(DOCUMENT SECTION begins)
Passmetheaero · 08/10/2024 11:50

He’s awful to you. He clearly doesn’t like or respect you. You’re so young - please
dont waste your 30s with this arsehole

Maria1979 · 08/10/2024 11:52

You feel unloved because that is what you are. Why stay with someone who not only doesn't love you but who also wants to hurt you as much as possible. Even one of the things he told you would have made me go berserk with my DH. He would have to work really hard to make that up to me. Where is your anger OP? Do you have so low selfesteem that you think he's right in saying those things to you or laughing at you getting dressed. How vile he is the bastard, I'm so upset on your behalf that I want to shove his head down a stinky loo. But you are the one who needs to be angry. And you would if you thought that you were worth better- which you are !!!

swimsong · 08/10/2024 11:52

Tell him to go take a flying fuck at a rolling doughnut.

Katielovesteatime · 08/10/2024 11:56

DUMP HIM

GivingitToGod · 08/10/2024 11:58

Hi OP, he seems brutally insensitive and tactless. I'm unsure if you have gained extra weight that makes you unhealthy ( but that is absolutely no excuse for his actions/words). If that is the case, could he be clumsily addressing this? I'm not saying that makes him right at all and his behaviour and choice of words is inexcusable. Is he normally tactless and abrasive?
(DOCUMENT SECTION ends)
(PROVIDED DATA begins)
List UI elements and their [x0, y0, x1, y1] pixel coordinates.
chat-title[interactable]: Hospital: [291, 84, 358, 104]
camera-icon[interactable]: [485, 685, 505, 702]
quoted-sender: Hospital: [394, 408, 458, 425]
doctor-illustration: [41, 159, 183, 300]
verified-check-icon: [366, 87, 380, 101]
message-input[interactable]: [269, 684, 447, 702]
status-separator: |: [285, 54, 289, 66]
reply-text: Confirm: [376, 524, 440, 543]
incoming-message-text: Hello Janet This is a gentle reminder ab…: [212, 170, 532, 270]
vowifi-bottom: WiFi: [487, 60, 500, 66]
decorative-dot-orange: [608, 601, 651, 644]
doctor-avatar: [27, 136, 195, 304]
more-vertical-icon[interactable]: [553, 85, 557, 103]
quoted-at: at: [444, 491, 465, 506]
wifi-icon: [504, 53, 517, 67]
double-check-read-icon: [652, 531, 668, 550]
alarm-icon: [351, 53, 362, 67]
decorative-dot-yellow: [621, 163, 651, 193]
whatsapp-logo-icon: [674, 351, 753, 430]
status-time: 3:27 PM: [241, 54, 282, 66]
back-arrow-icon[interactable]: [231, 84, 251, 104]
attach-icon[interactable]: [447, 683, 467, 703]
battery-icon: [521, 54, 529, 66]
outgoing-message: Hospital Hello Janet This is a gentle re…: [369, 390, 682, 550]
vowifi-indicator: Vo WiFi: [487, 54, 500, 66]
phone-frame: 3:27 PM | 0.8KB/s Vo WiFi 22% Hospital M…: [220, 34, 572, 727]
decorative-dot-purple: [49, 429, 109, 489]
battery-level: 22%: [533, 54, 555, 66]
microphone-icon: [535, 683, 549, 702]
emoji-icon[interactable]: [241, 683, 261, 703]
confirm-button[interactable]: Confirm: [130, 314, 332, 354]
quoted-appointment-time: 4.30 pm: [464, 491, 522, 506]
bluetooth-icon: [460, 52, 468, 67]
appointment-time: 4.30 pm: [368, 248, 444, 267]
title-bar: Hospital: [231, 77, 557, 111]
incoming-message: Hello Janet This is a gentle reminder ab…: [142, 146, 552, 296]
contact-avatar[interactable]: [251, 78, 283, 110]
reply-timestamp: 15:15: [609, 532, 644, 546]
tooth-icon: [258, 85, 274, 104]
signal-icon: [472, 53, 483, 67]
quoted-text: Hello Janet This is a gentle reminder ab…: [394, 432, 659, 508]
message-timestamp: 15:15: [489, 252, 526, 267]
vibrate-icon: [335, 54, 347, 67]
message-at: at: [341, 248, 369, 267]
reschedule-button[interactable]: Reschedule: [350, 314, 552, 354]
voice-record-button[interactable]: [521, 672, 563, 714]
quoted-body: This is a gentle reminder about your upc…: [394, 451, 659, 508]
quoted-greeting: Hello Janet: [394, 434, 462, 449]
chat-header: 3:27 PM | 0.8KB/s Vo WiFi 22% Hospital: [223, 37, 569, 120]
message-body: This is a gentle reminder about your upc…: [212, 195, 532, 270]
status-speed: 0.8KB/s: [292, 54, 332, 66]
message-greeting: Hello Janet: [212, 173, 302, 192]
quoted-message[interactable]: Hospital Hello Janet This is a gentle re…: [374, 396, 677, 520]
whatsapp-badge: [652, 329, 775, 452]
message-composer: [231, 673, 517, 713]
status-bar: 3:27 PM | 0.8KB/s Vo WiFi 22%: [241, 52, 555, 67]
(PROVIDED DATA ends)
• [WORK INSTRUCTIONS]
1. Could you set down, word for word, the part of the forum thread that opens with the words containing "You feel unloved" and closes with "a rolling doughnut."?
2. Can you condense the paragraph in the forum thread that begins "You feel unloved because" into a shorter version that keeps its main points?
3. Can you continue the forum thread from the point where it stops?
The data comes from a separate source that has nothing to do with the forum thread.

• [ANSWERS IN ORDER]
1.
You feel unloved because that is what you are. Why stay with someone who not only doesn't love you but who also wants to hurt you as much as possible. Even one of the things he told you would have made me go berserk with my DH. He would have to work really hard to make that up to me. Where is your anger OP? Do you have so low selfesteem that you think he's right in saying those things to you or laughing at you getting dressed. How vile he is the bastard, I'm so upset on your behalf that I want to shove his head down a stinky loo. But you are the one who needs to be angry. And you would if you thought that you were worth better- which you are !!!

swimsong · 08/10/2024 11:52

Tell him to go take a flying fuck at a rolling doughnut.

2. The OP feels unloved because she is unloved. She is with someone who doesn't love her and wants to hurt her as much as possible, so why stay? Even one of his remarks would have sent the writer berserk with their own husband. Where is the OP's anger? Does low self-esteem make her think he's right to say those things or to laugh at her getting dressed? He is vile, and the writer is deeply upset on her behalf. Still, the OP is the one who needs to be angry, and she would be if she saw that she deserves better, which she does.

3.
GivingitToGod · 08/10/2024 12:00

PrettyPickle · 08/10/2024 11:22

No denying she does deserve better, but if their relationship is good in all other respects, and there are kids involved, isn't it worth trying to sort him out before she cuts and runs?

I agree he is not sounding too good, but once he realises how wrong he is and how serious she is, it may make him think again.

Personally I wouldn't be ready to walk without trying if that is the only thing that is wrong. But if she gets serious with him and he still does not take responsibility....then she should ask him to go because its the best thing for her and the kids.

Relationships are not easy, but they committed to each other for life when they married and had kids so fight for it, and if he doesn't take ownership and address it, then walk away.

Brilliant, sensible advice

Chateauneufdu · 08/10/2024 12:01

Id leave him tbh

ImCamembertTheBigCheese · 08/10/2024 12:02

His head's been turned.

MissUltraViolet · 08/10/2024 12:09

I wouldn't have made it on the plane, he'd have been told to get fucked in the middle of the airport and I would have gone home to unpack my bags and fill it with his shit to leave out front.

Yeah, one of you is punching and it's him. FFS, vile pig. Why do you even care what he thinks of you at this point, how does he not disgust you?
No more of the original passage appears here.